Leave out any picture and return the remaining listing below exactly as given.

> Record extracts

+===+

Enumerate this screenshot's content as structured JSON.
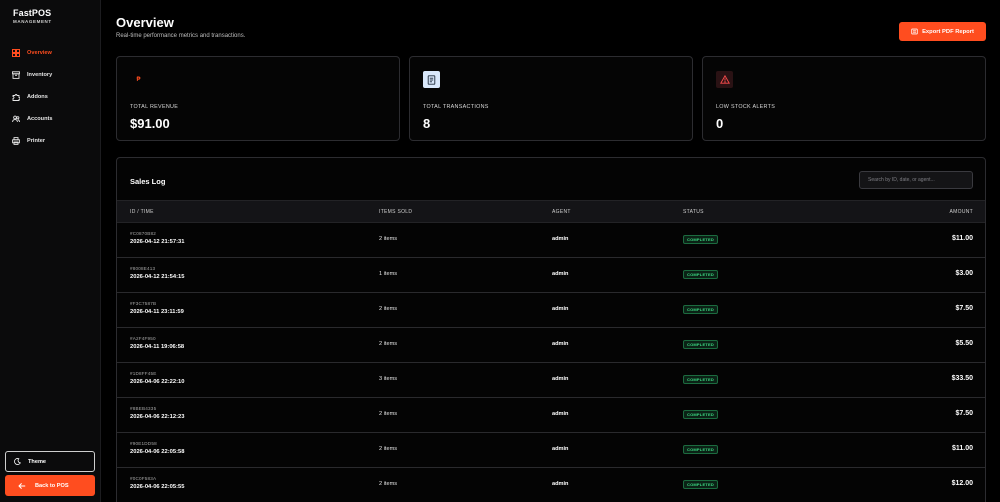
{
  "sidebar": {
    "brand_name": "FastPOS",
    "brand_sub": "MANAGEMENT",
    "items": [
      {
        "label": "Overview",
        "icon": "grid-icon",
        "active": true
      },
      {
        "label": "Inventory",
        "icon": "box-icon",
        "active": false
      },
      {
        "label": "Addons",
        "icon": "puzzle-icon",
        "active": false
      },
      {
        "label": "Accounts",
        "icon": "users-icon",
        "active": false
      },
      {
        "label": "Printer",
        "icon": "printer-icon",
        "active": false
      }
    ],
    "theme_label": "Theme",
    "back_label": "Back to POS"
  },
  "header": {
    "title": "Overview",
    "subtitle": "Real-time performance metrics and transactions.",
    "export_label": "Export PDF Report"
  },
  "stats": [
    {
      "icon_text": "₱",
      "label": "TOTAL REVENUE",
      "value": "$91.00"
    },
    {
      "label": "TOTAL TRANSACTIONS",
      "value": "8"
    },
    {
      "label": "LOW STOCK ALERTS",
      "value": "0"
    }
  ],
  "sales_log": {
    "title": "Sales Log",
    "search_placeholder": "Search by ID, date, or agent...",
    "columns": [
      "ID / TIME",
      "ITEMS SOLD",
      "AGENT",
      "STATUS",
      "AMOUNT"
    ],
    "rows": [
      {
        "id": "#C0870B82",
        "time": "2026-04-12 21:57:31",
        "items": "2 items",
        "agent": "admin",
        "status": "COMPLETED",
        "amount": "$11.00"
      },
      {
        "id": "#8008E413",
        "time": "2026-04-12 21:54:15",
        "items": "1 items",
        "agent": "admin",
        "status": "COMPLETED",
        "amount": "$3.00"
      },
      {
        "id": "#F3C7587B",
        "time": "2026-04-11 23:11:59",
        "items": "2 items",
        "agent": "admin",
        "status": "COMPLETED",
        "amount": "$7.50"
      },
      {
        "id": "#A2F4F950",
        "time": "2026-04-11 19:06:58",
        "items": "2 items",
        "agent": "admin",
        "status": "COMPLETED",
        "amount": "$5.50"
      },
      {
        "id": "#1D8FF45E",
        "time": "2026-04-06 22:22:10",
        "items": "3 items",
        "agent": "admin",
        "status": "COMPLETED",
        "amount": "$33.50"
      },
      {
        "id": "#8BEB4335",
        "time": "2026-04-06 22:12:23",
        "items": "2 items",
        "agent": "admin",
        "status": "COMPLETED",
        "amount": "$7.50"
      },
      {
        "id": "#90E1DD58",
        "time": "2026-04-06 22:05:58",
        "items": "2 items",
        "agent": "admin",
        "status": "COMPLETED",
        "amount": "$11.00"
      },
      {
        "id": "#0C0F583A",
        "time": "2026-04-06 22:05:55",
        "items": "2 items",
        "agent": "admin",
        "status": "COMPLETED",
        "amount": "$12.00"
      }
    ]
  },
  "colors": {
    "accent": "#ff4d1f",
    "status_completed": "#3ddc84",
    "background": "#000000"
  }
}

+===+

> Correct response
Enumerate this screenshot's content as structured JSON.
{
  "sidebar": {
    "brand_name": "FastPOS",
    "brand_sub": "MANAGEMENT",
    "items": [
      {
        "label": "Overview",
        "icon": "grid-icon",
        "active": true
      },
      {
        "label": "Inventory",
        "icon": "box-icon",
        "active": false
      },
      {
        "label": "Addons",
        "icon": "puzzle-icon",
        "active": false
      },
      {
        "label": "Accounts",
        "icon": "users-icon",
        "active": false
      },
      {
        "label": "Printer",
        "icon": "printer-icon",
        "active": false
      }
    ],
    "theme_label": "Theme",
    "back_label": "Back to POS"
  },
  "header": {
    "title": "Overview",
    "subtitle": "Real-time performance metrics and transactions.",
    "export_label": "Export PDF Report"
  },
  "stats": [
    {
      "icon_text": "₱",
      "label": "TOTAL REVENUE",
      "value": "$91.00"
    },
    {
      "label": "TOTAL TRANSACTIONS",
      "value": "8"
    },
    {
      "label": "LOW STOCK ALERTS",
      "value": "0"
    }
  ],
  "sales_log": {
    "title": "Sales Log",
    "search_placeholder": "Search by ID, date, or agent...",
    "columns": [
      "ID / TIME",
      "ITEMS SOLD",
      "AGENT",
      "STATUS",
      "AMOUNT"
    ],
    "rows": [
      {
        "id": "#C0870B82",
        "time": "2026-04-12 21:57:31",
        "items": "2 items",
        "agent": "admin",
        "status": "COMPLETED",
        "amount": "$11.00"
      },
      {
        "id": "#8008E413",
        "time": "2026-04-12 21:54:15",
        "items": "1 items",
        "agent": "admin",
        "status": "COMPLETED",
        "amount": "$3.00"
      },
      {
        "id": "#F3C7587B",
        "time": "2026-04-11 23:11:59",
        "items": "2 items",
        "agent": "admin",
        "status": "COMPLETED",
        "amount": "$7.50"
      },
      {
        "id": "#A2F4F950",
        "time": "2026-04-11 19:06:58",
        "items": "2 items",
        "agent": "admin",
        "status": "COMPLETED",
        "amount": "$5.50"
      },
      {
        "id": "#1D8FF45E",
        "time": "2026-04-06 22:22:10",
        "items": "3 items",
        "agent": "admin",
        "status": "COMPLETED",
        "amount": "$33.50"
      },
      {
        "id": "#8BEB4335",
        "time": "2026-04-06 22:12:23",
        "items": "2 items",
        "agent": "admin",
        "status": "COMPLETED",
        "amount": "$7.50"
      },
      {
        "id": "#90E1DD58",
        "time": "2026-04-06 22:05:58",
        "items": "2 items",
        "agent": "admin",
        "status": "COMPLETED",
        "amount": "$11.00"
      },
      {
        "id": "#0C0F583A",
        "time": "2026-04-06 22:05:55",
        "items": "2 items",
        "agent": "admin",
        "status": "COMPLETED",
        "amount": "$12.00"
      }
    ]
  },
  "colors": {
    "accent": "#ff4d1f",
    "status_completed": "#3ddc84",
    "background": "#000000"
  }
}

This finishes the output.